Element location data
******************************

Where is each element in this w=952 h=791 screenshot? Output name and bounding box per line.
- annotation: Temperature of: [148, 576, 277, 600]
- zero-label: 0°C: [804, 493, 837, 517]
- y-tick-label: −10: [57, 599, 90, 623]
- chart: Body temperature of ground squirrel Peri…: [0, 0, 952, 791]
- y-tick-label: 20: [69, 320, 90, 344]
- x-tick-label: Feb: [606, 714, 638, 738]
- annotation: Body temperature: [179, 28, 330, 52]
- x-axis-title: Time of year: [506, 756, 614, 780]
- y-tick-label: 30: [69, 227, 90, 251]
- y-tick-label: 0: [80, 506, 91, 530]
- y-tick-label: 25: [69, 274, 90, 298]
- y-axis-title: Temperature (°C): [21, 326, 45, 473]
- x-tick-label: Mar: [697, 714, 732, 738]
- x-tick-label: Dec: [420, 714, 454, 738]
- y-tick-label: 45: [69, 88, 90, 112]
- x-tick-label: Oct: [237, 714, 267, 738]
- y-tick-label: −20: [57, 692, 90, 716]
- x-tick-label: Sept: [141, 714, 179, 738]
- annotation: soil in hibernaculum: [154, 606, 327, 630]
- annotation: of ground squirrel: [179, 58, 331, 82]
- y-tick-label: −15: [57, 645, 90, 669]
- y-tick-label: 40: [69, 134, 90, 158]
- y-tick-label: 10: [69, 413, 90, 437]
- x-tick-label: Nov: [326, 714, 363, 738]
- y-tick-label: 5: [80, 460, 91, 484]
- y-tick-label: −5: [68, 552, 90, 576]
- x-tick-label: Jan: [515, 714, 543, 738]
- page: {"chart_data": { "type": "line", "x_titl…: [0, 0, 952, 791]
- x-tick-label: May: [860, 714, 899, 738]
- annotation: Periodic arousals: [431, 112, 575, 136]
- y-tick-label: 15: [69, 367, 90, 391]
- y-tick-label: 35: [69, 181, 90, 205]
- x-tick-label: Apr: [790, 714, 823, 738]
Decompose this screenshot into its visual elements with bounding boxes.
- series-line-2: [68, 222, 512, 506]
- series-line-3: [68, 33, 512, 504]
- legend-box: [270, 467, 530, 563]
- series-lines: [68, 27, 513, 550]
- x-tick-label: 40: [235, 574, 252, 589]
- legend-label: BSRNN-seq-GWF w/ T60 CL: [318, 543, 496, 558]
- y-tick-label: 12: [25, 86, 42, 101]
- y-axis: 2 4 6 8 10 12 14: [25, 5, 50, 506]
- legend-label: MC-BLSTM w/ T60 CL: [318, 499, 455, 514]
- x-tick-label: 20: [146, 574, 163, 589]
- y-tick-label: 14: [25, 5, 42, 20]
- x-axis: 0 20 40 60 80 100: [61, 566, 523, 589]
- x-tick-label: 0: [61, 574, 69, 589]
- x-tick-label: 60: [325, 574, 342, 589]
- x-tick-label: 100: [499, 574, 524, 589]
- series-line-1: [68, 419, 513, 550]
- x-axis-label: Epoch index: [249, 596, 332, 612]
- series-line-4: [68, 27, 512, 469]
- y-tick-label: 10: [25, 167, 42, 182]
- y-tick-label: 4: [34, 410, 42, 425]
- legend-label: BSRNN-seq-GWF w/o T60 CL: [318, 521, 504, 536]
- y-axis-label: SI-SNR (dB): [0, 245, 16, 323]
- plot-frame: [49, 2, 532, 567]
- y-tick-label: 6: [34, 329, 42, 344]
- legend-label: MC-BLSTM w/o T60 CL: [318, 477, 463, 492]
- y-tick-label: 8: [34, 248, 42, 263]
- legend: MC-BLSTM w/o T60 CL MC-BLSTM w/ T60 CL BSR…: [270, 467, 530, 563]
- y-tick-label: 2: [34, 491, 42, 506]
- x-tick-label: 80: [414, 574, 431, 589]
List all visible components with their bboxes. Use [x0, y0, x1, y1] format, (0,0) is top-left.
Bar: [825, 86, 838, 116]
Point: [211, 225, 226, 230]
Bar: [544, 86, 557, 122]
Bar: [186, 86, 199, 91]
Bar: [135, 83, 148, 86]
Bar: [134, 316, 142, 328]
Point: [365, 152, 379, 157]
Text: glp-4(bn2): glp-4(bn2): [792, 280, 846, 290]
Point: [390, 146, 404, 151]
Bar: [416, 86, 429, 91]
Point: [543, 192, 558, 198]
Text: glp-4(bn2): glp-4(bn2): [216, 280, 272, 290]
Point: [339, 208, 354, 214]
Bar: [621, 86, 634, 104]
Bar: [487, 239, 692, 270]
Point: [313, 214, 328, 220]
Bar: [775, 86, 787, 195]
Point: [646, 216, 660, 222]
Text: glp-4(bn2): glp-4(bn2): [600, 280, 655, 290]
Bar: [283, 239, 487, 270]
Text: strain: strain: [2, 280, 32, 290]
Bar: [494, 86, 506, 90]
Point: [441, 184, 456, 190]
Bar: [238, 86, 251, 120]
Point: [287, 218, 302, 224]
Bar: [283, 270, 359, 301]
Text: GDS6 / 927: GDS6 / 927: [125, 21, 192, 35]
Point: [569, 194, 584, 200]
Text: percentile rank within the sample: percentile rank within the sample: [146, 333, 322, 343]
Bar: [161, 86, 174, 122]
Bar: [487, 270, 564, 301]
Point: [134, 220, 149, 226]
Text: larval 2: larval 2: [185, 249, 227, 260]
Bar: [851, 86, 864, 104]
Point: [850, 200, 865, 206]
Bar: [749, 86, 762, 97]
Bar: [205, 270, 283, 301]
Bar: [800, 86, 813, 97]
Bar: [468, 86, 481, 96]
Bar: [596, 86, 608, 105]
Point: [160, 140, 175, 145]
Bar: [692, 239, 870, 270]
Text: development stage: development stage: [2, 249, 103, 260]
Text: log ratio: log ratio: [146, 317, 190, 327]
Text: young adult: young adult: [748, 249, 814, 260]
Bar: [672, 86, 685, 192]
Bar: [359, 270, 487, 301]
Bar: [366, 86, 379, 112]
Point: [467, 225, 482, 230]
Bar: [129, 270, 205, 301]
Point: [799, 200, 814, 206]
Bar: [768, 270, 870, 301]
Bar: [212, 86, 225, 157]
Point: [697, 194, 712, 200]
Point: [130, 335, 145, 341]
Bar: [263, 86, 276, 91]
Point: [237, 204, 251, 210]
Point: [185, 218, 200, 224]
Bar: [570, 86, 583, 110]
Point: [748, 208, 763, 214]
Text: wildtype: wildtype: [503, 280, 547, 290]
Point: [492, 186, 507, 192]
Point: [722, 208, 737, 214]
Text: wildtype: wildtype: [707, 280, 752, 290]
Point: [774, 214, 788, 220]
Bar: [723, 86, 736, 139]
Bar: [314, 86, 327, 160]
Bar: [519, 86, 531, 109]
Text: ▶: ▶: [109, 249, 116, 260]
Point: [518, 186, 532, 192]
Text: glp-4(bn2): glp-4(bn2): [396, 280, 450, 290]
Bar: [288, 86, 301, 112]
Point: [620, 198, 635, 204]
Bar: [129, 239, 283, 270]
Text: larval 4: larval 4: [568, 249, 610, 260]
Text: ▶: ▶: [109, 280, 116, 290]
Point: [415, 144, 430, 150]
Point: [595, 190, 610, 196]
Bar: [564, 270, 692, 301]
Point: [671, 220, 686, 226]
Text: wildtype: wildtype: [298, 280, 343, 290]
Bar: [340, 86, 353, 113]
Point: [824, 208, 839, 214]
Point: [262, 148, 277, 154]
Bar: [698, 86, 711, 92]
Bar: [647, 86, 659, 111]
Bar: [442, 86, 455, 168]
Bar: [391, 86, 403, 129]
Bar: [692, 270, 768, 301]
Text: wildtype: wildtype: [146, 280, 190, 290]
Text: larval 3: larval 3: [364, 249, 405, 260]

******************************

_Short task_
Reproduce all of the entries above, switching every "x-tick-label" to "x-axis-tick" and leaving everything else unchanged.

_Correct result_
Where is each element in this w=952 h=791 screenshot? Output name and bounding box per line.
- annotation: Temperature of: [148, 576, 277, 600]
- zero-label: 0°C: [804, 493, 837, 517]
- y-tick-label: −10: [57, 599, 90, 623]
- chart: Body temperature of ground squirrel Peri…: [0, 0, 952, 791]
- y-tick-label: 20: [69, 320, 90, 344]
- x-axis-tick: Feb: [606, 714, 638, 738]
- annotation: Body temperature: [179, 28, 330, 52]
- x-axis-title: Time of year: [506, 756, 614, 780]
- y-tick-label: 30: [69, 227, 90, 251]
- y-tick-label: 0: [80, 506, 91, 530]
- y-tick-label: 25: [69, 274, 90, 298]
- y-axis-title: Temperature (°C): [21, 326, 45, 473]
- x-axis-tick: Mar: [697, 714, 732, 738]
- x-axis-tick: Dec: [420, 714, 454, 738]
- y-tick-label: 45: [69, 88, 90, 112]
- x-axis-tick: Oct: [237, 714, 267, 738]
- y-tick-label: −20: [57, 692, 90, 716]
- x-axis-tick: Sept: [141, 714, 179, 738]
- annotation: soil in hibernaculum: [154, 606, 327, 630]
- annotation: of ground squirrel: [179, 58, 331, 82]
- y-tick-label: −15: [57, 645, 90, 669]
- y-tick-label: 40: [69, 134, 90, 158]
- y-tick-label: 10: [69, 413, 90, 437]
- x-axis-tick: Nov: [326, 714, 363, 738]
- y-tick-label: 5: [80, 460, 91, 484]
- y-tick-label: −5: [68, 552, 90, 576]
- x-axis-tick: Jan: [515, 714, 543, 738]
- page: {"chart_data": { "type": "line", "x_titl…: [0, 0, 952, 791]
- x-axis-tick: May: [860, 714, 899, 738]
- annotation: Periodic arousals: [431, 112, 575, 136]
- y-tick-label: 15: [69, 367, 90, 391]
- y-tick-label: 35: [69, 181, 90, 205]
- x-axis-tick: Apr: [790, 714, 823, 738]
Decompose this screenshot into its visual elements with bounding boxes.
- series-line-2: [68, 222, 512, 506]
- series-line-3: [68, 33, 512, 504]
- legend-box: [270, 467, 530, 563]
- series-lines: [68, 27, 513, 550]
- x-axis-tick: 40: [235, 574, 252, 589]
- legend-label: BSRNN-seq-GWF w/ T60 CL: [318, 543, 496, 558]
- y-tick-label: 12: [25, 86, 42, 101]
- y-axis: 2 4 6 8 10 12 14: [25, 5, 50, 506]
- legend-label: MC-BLSTM w/ T60 CL: [318, 499, 455, 514]
- x-axis-tick: 20: [146, 574, 163, 589]
- y-tick-label: 14: [25, 5, 42, 20]
- x-axis: 0 20 40 60 80 100: [61, 566, 523, 589]
- x-axis-tick: 0: [61, 574, 69, 589]
- x-axis-tick: 60: [325, 574, 342, 589]
- x-axis-tick: 100: [499, 574, 524, 589]
- series-line-1: [68, 419, 513, 550]
- x-axis-label: Epoch index: [249, 596, 332, 612]
- series-line-4: [68, 27, 512, 469]
- y-tick-label: 10: [25, 167, 42, 182]
- y-tick-label: 4: [34, 410, 42, 425]
- legend-label: BSRNN-seq-GWF w/o T60 CL: [318, 521, 504, 536]
- y-axis-label: SI-SNR (dB): [0, 245, 16, 323]
- plot-frame: [49, 2, 532, 567]
- y-tick-label: 6: [34, 329, 42, 344]
- legend-label: MC-BLSTM w/o T60 CL: [318, 477, 463, 492]
- y-tick-label: 8: [34, 248, 42, 263]
- legend: MC-BLSTM w/o T60 CL MC-BLSTM w/ T60 CL BSR…: [270, 467, 530, 563]
- y-tick-label: 2: [34, 491, 42, 506]
- x-axis-tick: 80: [414, 574, 431, 589]
List all visible components with their bboxes. Use [x0, y0, x1, y1] format, (0,0) is top-left.
Bar: [825, 86, 838, 116]
Point: [211, 225, 226, 230]
Bar: [544, 86, 557, 122]
Bar: [186, 86, 199, 91]
Bar: [135, 83, 148, 86]
Bar: [134, 316, 142, 328]
Point: [365, 152, 379, 157]
Text: glp-4(bn2): glp-4(bn2): [792, 280, 846, 290]
Point: [390, 146, 404, 151]
Bar: [416, 86, 429, 91]
Point: [543, 192, 558, 198]
Text: glp-4(bn2): glp-4(bn2): [216, 280, 272, 290]
Point: [339, 208, 354, 214]
Bar: [621, 86, 634, 104]
Bar: [487, 239, 692, 270]
Point: [313, 214, 328, 220]
Bar: [775, 86, 787, 195]
Point: [646, 216, 660, 222]
Text: glp-4(bn2): glp-4(bn2): [600, 280, 655, 290]
Bar: [283, 239, 487, 270]
Text: strain: strain: [2, 280, 32, 290]
Bar: [494, 86, 506, 90]
Point: [441, 184, 456, 190]
Bar: [238, 86, 251, 120]
Point: [287, 218, 302, 224]
Bar: [283, 270, 359, 301]
Text: GDS6 / 927: GDS6 / 927: [125, 21, 192, 35]
Point: [569, 194, 584, 200]
Text: percentile rank within the sample: percentile rank within the sample: [146, 333, 322, 343]
Bar: [161, 86, 174, 122]
Bar: [487, 270, 564, 301]
Point: [134, 220, 149, 226]
Text: larval 2: larval 2: [185, 249, 227, 260]
Bar: [851, 86, 864, 104]
Point: [850, 200, 865, 206]
Bar: [749, 86, 762, 97]
Bar: [205, 270, 283, 301]
Bar: [800, 86, 813, 97]
Bar: [468, 86, 481, 96]
Bar: [596, 86, 608, 105]
Point: [160, 140, 175, 145]
Bar: [692, 239, 870, 270]
Text: development stage: development stage: [2, 249, 103, 260]
Text: log ratio: log ratio: [146, 317, 190, 327]
Text: young adult: young adult: [748, 249, 814, 260]
Bar: [672, 86, 685, 192]
Bar: [359, 270, 487, 301]
Bar: [366, 86, 379, 112]
Point: [467, 225, 482, 230]
Bar: [129, 270, 205, 301]
Point: [799, 200, 814, 206]
Bar: [768, 270, 870, 301]
Bar: [212, 86, 225, 157]
Point: [697, 194, 712, 200]
Point: [130, 335, 145, 341]
Bar: [263, 86, 276, 91]
Point: [237, 204, 251, 210]
Point: [185, 218, 200, 224]
Bar: [570, 86, 583, 110]
Point: [748, 208, 763, 214]
Text: wildtype: wildtype: [503, 280, 547, 290]
Point: [492, 186, 507, 192]
Point: [722, 208, 737, 214]
Text: wildtype: wildtype: [707, 280, 752, 290]
Point: [774, 214, 788, 220]
Bar: [723, 86, 736, 139]
Bar: [314, 86, 327, 160]
Bar: [519, 86, 531, 109]
Text: ▶: ▶: [109, 249, 116, 260]
Point: [518, 186, 532, 192]
Text: glp-4(bn2): glp-4(bn2): [396, 280, 450, 290]
Bar: [288, 86, 301, 112]
Point: [620, 198, 635, 204]
Bar: [129, 239, 283, 270]
Text: larval 4: larval 4: [568, 249, 610, 260]
Text: ▶: ▶: [109, 280, 116, 290]
Point: [415, 144, 430, 150]
Point: [595, 190, 610, 196]
Bar: [564, 270, 692, 301]
Point: [671, 220, 686, 226]
Text: wildtype: wildtype: [298, 280, 343, 290]
Bar: [340, 86, 353, 113]
Point: [824, 208, 839, 214]
Point: [262, 148, 277, 154]
Bar: [698, 86, 711, 92]
Bar: [647, 86, 659, 111]
Bar: [442, 86, 455, 168]
Bar: [391, 86, 403, 129]
Bar: [692, 270, 768, 301]
Text: wildtype: wildtype: [146, 280, 190, 290]
Text: larval 3: larval 3: [364, 249, 405, 260]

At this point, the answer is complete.